Entries taken from a collection:
⟨
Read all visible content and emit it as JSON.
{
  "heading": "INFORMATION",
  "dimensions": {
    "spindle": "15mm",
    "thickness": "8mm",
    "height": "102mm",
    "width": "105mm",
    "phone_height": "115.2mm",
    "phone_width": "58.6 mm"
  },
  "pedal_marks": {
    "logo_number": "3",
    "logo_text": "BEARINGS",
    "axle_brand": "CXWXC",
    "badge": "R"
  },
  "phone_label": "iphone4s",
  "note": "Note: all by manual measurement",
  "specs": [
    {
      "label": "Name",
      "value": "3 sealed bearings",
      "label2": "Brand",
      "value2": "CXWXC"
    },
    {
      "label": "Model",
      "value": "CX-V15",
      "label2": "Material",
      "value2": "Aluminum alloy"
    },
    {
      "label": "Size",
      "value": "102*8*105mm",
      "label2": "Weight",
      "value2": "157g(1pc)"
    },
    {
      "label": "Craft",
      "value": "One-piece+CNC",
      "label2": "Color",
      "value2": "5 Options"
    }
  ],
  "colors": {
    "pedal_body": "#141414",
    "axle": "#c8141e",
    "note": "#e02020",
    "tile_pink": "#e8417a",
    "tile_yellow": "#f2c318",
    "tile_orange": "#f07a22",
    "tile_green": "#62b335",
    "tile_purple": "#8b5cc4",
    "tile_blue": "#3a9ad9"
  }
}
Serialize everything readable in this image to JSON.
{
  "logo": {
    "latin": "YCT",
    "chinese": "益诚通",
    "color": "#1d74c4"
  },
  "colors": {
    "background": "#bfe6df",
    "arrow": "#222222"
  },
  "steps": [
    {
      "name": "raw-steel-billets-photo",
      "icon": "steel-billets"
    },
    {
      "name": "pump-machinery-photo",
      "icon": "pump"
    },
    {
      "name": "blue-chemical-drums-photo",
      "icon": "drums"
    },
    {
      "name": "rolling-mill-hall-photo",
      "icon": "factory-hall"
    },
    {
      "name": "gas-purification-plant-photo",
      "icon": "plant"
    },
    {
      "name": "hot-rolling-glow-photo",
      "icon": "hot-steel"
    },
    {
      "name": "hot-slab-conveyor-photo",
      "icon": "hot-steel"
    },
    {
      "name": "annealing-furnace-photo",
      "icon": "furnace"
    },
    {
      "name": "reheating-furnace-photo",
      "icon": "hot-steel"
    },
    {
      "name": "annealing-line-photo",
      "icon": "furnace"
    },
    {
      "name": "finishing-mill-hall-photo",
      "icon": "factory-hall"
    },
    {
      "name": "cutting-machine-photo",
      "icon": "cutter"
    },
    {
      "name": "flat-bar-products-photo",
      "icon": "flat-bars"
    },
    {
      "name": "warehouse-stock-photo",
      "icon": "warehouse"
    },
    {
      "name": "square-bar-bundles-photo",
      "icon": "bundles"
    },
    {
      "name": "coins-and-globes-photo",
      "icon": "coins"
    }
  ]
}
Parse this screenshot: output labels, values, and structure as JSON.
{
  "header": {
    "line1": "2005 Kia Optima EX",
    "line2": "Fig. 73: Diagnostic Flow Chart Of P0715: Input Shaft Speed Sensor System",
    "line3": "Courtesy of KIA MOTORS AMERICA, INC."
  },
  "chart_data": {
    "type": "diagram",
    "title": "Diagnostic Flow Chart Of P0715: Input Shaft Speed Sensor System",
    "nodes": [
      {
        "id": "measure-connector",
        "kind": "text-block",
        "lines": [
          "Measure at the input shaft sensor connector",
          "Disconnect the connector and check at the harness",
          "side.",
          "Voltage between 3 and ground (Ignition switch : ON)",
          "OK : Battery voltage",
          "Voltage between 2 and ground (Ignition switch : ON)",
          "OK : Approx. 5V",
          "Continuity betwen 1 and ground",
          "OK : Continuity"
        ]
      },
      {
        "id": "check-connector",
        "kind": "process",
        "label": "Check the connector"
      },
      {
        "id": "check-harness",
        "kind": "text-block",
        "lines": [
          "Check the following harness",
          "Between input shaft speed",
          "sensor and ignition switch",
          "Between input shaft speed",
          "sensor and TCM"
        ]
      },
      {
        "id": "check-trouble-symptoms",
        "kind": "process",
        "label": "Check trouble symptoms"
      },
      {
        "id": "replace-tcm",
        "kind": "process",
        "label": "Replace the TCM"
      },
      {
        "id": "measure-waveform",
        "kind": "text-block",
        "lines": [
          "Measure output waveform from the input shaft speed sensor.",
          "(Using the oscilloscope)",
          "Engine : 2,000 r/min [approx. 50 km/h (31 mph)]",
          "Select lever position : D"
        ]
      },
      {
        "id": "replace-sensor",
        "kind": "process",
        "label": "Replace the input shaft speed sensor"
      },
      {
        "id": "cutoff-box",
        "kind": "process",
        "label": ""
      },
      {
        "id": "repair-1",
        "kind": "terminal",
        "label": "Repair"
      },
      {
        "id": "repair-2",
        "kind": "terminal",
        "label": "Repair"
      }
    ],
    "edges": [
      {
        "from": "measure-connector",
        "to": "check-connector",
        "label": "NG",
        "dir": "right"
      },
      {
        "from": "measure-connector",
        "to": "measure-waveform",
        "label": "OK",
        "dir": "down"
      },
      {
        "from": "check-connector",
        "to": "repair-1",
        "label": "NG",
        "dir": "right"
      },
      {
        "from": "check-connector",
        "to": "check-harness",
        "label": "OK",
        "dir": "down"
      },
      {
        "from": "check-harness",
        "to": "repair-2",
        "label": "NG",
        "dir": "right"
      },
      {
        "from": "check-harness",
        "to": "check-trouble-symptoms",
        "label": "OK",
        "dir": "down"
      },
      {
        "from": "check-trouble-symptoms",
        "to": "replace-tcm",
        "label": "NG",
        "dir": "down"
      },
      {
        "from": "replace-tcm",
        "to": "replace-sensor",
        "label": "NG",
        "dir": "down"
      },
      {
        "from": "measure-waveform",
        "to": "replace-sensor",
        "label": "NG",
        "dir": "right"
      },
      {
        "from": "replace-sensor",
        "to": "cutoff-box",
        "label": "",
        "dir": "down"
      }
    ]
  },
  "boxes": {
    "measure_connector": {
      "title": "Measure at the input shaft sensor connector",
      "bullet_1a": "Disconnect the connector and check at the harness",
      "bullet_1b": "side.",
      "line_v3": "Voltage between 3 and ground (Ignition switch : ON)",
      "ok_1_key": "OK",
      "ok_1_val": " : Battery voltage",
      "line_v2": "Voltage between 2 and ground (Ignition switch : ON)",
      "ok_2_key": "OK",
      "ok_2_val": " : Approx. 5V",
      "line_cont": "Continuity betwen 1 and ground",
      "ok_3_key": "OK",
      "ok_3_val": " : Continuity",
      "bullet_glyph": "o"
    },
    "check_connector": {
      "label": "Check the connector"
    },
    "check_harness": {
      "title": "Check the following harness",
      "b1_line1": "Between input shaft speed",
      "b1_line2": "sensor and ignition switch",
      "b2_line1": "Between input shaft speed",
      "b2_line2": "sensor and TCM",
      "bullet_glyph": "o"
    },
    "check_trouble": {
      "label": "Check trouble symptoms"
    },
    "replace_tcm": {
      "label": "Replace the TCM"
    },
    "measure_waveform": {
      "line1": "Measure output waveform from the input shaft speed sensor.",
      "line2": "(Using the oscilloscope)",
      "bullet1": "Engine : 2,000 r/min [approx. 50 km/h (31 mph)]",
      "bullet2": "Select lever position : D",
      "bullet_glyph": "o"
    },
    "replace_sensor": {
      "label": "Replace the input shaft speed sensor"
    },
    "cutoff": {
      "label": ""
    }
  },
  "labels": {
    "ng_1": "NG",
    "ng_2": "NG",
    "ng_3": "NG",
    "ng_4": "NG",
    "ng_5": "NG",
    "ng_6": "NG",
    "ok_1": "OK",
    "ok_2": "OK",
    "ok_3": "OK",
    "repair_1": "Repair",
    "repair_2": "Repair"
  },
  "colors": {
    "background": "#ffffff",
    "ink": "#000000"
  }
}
⟩
▶ _WHAT THE EXERCISE ASKS_: From the entries above, extract each line containing "symptoms".

▶ _OUTPUT BELOW_:
        "id": "check-trouble-symptoms",
        "label": "Check trouble symptoms"
        "to": "check-trouble-symptoms",
        "from": "check-trouble-symptoms",
      "label": "Check trouble symptoms"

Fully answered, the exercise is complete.